** Aim of the task **
Give the number of lines below that contain the word "القائل", and nothing else.

** Exercise data **
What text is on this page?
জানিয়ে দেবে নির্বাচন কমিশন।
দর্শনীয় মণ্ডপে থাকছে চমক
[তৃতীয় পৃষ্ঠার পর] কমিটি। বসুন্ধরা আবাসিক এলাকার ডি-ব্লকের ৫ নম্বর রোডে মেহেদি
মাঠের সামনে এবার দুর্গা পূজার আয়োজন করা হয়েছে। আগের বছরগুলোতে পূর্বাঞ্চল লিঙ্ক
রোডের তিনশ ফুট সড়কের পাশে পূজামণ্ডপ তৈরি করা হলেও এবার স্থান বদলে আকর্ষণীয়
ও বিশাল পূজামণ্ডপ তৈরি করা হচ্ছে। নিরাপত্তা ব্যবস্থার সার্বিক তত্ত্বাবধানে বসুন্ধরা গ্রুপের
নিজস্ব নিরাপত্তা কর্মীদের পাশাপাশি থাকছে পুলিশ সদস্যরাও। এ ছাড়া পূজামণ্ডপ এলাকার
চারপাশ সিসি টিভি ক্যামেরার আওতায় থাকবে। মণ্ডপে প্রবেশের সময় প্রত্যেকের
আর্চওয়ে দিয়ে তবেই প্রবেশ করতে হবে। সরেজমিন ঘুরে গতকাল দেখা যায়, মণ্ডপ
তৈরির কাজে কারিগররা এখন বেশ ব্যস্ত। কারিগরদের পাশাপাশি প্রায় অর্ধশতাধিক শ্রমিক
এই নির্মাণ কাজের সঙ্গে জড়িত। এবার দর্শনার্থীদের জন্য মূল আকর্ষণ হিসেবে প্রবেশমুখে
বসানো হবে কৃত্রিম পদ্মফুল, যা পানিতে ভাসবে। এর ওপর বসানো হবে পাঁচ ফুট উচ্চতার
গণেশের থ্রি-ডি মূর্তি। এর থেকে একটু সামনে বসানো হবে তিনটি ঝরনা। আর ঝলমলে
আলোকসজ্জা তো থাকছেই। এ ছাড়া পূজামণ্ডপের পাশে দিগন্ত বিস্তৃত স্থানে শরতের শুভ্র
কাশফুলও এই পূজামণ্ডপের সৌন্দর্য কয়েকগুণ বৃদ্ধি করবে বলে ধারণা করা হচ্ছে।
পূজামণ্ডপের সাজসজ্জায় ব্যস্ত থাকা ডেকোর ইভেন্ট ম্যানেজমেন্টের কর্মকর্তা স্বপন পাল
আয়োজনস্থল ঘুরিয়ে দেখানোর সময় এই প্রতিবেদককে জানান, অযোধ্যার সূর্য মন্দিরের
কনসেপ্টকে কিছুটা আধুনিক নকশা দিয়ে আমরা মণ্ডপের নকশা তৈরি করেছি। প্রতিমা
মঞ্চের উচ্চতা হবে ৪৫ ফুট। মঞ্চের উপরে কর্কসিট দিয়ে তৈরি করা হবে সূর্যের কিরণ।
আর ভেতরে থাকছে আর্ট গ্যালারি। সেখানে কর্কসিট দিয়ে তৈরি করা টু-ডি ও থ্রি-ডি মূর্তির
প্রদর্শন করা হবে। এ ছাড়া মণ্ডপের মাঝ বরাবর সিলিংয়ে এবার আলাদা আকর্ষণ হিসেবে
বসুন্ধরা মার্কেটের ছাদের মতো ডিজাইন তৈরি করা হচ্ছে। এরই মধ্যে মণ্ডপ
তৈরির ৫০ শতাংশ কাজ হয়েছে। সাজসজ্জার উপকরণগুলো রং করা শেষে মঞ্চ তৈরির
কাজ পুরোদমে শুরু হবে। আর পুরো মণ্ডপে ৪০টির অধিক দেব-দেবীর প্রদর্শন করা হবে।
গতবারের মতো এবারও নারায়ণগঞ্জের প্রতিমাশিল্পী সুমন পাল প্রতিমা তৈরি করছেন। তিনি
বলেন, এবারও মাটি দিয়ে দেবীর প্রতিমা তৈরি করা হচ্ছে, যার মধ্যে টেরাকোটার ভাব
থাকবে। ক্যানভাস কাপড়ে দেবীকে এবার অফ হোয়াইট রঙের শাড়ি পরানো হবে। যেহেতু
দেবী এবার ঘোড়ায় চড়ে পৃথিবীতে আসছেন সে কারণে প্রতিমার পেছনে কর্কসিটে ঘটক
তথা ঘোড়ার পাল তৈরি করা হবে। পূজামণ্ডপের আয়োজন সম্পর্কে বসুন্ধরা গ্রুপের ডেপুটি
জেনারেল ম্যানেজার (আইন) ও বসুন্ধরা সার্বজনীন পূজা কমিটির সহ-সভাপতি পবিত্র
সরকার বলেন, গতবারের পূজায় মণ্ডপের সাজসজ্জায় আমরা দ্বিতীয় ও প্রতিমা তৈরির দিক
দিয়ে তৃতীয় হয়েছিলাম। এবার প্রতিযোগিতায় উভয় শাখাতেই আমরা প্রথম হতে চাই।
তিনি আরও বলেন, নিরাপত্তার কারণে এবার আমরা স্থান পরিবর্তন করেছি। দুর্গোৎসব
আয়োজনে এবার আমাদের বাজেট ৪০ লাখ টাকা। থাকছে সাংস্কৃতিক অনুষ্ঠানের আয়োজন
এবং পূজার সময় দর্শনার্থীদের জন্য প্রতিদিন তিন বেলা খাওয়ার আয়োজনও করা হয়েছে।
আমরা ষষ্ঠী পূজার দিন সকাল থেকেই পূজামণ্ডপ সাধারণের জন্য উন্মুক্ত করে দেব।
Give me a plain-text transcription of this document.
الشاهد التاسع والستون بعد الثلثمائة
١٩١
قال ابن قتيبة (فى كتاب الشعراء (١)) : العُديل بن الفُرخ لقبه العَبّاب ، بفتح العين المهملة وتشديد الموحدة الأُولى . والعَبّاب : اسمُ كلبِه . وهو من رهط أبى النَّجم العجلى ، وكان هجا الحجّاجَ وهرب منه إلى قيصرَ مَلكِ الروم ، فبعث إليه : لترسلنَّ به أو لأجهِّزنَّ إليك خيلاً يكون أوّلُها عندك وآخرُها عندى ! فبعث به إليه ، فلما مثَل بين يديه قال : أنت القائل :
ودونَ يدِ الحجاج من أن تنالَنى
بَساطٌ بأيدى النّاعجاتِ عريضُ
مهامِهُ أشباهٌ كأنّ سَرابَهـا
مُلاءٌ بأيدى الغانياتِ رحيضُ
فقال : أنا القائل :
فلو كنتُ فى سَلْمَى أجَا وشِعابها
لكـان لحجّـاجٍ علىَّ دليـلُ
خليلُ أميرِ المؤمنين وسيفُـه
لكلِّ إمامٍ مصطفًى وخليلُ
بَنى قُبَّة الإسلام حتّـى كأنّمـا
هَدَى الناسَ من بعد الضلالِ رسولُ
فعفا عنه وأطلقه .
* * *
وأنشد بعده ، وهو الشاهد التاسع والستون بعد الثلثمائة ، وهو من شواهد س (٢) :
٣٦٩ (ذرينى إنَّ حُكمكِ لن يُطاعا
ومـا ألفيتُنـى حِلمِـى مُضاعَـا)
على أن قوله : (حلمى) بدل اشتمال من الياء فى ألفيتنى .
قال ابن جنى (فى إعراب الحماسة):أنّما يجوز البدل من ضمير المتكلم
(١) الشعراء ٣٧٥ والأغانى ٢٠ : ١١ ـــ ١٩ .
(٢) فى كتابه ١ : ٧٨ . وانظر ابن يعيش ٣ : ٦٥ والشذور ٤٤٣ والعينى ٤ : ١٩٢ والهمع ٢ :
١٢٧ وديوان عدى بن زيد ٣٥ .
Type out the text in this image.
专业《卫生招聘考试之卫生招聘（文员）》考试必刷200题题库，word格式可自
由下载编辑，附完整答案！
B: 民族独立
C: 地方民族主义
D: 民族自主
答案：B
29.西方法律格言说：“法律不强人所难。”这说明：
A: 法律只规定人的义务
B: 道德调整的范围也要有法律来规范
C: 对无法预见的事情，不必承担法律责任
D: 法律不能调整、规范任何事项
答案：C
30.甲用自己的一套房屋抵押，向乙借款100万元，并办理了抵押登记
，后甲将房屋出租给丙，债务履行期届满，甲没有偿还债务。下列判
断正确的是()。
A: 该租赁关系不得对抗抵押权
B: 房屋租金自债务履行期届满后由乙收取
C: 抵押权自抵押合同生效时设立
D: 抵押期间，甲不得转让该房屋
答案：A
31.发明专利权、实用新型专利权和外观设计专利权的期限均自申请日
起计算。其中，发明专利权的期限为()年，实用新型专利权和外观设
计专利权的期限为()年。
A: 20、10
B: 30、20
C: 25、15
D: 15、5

** Worked answer **
2